From the records, pick out and copy each line containing "ffffff".

======== PROVIDED ENTRIES

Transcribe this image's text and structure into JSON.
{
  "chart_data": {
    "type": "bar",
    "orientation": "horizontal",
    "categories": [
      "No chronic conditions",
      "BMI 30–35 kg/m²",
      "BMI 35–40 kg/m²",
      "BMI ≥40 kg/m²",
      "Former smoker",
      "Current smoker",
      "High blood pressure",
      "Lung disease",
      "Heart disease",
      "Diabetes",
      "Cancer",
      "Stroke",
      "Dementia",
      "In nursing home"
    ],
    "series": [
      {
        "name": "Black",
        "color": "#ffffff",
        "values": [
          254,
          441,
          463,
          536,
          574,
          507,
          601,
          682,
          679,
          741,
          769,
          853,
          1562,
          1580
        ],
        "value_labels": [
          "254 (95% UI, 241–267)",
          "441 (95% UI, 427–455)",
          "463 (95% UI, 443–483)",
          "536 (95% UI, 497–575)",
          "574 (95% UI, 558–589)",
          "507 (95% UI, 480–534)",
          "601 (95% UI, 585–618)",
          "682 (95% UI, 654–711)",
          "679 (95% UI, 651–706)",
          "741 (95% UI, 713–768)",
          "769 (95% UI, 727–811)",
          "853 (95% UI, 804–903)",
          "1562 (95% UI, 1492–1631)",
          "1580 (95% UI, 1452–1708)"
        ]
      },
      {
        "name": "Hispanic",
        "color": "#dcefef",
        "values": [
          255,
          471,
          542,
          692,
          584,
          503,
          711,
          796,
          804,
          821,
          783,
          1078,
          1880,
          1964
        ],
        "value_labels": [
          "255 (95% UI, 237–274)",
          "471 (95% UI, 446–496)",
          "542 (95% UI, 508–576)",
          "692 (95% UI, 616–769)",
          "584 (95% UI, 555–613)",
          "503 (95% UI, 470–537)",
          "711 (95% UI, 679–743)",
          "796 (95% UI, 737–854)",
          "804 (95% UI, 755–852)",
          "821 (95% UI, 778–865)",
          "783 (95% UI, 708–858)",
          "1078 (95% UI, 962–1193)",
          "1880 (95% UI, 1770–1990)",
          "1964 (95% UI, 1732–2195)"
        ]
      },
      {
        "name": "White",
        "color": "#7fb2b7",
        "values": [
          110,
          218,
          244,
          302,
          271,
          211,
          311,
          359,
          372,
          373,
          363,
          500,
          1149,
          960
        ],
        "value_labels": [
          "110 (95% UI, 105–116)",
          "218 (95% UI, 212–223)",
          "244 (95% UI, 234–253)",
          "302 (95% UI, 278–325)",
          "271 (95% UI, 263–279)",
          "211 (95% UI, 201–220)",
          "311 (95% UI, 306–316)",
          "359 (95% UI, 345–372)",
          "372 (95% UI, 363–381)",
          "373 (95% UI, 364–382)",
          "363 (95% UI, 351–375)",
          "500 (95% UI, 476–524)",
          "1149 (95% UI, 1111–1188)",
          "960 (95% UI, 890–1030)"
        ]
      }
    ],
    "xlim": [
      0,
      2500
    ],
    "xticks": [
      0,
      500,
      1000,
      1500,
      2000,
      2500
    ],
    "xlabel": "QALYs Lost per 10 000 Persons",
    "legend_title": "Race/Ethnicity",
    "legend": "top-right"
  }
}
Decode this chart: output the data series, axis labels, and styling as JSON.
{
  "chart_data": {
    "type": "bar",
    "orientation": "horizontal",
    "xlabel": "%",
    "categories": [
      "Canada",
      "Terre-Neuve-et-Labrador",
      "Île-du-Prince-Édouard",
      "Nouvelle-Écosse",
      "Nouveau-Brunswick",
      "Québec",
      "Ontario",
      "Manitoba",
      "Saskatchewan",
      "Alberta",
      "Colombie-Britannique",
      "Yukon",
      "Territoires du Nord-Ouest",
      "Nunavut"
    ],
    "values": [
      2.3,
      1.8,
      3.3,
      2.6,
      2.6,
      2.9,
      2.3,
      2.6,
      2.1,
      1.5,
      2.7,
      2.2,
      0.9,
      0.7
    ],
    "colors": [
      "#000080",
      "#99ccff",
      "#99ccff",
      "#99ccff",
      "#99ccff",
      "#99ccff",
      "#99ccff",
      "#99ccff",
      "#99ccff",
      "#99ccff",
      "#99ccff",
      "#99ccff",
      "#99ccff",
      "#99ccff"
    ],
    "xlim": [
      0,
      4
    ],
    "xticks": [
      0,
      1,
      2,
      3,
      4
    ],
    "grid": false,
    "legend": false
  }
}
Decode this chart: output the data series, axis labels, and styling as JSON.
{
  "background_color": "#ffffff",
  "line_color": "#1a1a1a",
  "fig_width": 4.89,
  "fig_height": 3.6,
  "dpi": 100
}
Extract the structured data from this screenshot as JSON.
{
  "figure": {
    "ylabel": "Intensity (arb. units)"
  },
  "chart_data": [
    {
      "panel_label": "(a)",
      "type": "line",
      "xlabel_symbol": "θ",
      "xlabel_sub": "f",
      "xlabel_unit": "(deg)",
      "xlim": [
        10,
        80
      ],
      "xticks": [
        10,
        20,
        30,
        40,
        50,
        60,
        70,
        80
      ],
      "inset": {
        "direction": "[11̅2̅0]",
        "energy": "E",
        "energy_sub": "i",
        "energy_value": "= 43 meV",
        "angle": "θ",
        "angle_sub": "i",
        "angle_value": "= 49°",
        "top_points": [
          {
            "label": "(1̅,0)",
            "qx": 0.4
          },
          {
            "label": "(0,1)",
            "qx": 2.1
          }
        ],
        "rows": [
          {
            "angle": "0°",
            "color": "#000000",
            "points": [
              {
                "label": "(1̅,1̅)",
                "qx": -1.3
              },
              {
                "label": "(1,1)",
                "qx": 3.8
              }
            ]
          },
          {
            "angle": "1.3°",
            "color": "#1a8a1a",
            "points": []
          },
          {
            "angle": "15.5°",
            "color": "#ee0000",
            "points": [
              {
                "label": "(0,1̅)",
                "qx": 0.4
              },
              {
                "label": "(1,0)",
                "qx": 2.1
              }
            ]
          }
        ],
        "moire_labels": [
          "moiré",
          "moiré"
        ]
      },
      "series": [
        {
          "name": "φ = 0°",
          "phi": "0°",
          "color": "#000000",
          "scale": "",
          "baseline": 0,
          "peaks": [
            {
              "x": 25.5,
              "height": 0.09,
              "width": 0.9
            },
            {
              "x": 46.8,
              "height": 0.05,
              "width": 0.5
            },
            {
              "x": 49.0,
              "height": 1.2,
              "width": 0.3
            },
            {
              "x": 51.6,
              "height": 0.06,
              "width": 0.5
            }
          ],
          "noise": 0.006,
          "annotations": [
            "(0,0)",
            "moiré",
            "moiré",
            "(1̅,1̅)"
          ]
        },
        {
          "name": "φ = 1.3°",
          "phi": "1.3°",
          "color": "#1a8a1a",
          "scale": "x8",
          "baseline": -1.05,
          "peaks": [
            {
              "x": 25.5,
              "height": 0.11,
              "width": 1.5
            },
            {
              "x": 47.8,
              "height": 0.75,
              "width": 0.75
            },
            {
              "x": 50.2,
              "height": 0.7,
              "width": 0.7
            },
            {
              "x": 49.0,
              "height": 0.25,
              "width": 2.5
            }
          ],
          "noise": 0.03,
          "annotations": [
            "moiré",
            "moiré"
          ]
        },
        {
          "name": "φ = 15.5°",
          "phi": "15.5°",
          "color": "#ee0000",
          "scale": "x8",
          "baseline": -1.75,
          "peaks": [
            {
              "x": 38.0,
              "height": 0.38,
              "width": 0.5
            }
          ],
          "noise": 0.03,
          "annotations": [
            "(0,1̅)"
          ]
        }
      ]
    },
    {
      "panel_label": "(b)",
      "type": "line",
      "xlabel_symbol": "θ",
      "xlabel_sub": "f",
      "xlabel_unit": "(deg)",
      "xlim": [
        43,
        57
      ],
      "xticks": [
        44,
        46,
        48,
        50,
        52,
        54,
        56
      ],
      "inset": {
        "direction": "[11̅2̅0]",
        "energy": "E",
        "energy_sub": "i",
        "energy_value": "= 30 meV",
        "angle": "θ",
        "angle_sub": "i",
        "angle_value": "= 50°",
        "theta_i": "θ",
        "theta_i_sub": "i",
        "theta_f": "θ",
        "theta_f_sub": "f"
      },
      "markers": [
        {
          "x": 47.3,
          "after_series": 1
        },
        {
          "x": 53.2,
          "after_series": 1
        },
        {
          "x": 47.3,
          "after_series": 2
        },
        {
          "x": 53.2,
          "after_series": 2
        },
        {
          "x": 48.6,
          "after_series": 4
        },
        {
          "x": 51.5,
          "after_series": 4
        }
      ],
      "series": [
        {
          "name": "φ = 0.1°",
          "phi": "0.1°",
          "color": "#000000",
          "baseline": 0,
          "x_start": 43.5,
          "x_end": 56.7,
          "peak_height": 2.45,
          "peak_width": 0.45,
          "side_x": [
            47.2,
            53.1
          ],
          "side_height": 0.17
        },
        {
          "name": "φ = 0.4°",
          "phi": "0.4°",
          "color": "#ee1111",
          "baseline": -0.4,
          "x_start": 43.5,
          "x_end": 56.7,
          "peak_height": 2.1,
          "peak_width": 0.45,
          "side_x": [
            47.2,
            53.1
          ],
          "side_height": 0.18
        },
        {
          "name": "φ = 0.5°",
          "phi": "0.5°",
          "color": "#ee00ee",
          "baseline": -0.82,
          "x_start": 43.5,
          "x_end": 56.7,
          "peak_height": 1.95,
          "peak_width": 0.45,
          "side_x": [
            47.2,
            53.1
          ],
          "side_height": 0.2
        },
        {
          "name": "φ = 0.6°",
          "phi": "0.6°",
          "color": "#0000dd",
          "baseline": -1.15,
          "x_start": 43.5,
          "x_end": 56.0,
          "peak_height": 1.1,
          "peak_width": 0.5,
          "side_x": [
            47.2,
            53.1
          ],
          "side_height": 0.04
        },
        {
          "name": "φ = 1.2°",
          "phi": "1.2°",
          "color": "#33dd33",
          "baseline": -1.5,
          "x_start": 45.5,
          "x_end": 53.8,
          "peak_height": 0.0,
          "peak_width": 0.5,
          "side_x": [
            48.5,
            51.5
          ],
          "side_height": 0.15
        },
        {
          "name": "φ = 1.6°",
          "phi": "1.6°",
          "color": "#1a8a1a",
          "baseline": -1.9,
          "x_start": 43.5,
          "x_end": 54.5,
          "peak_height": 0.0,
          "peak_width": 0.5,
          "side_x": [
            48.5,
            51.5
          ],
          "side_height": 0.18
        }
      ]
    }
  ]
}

================

## ANSWER TO THIS PROBLEM
        "color": "#ffffff",
  "background_color": "#ffffff",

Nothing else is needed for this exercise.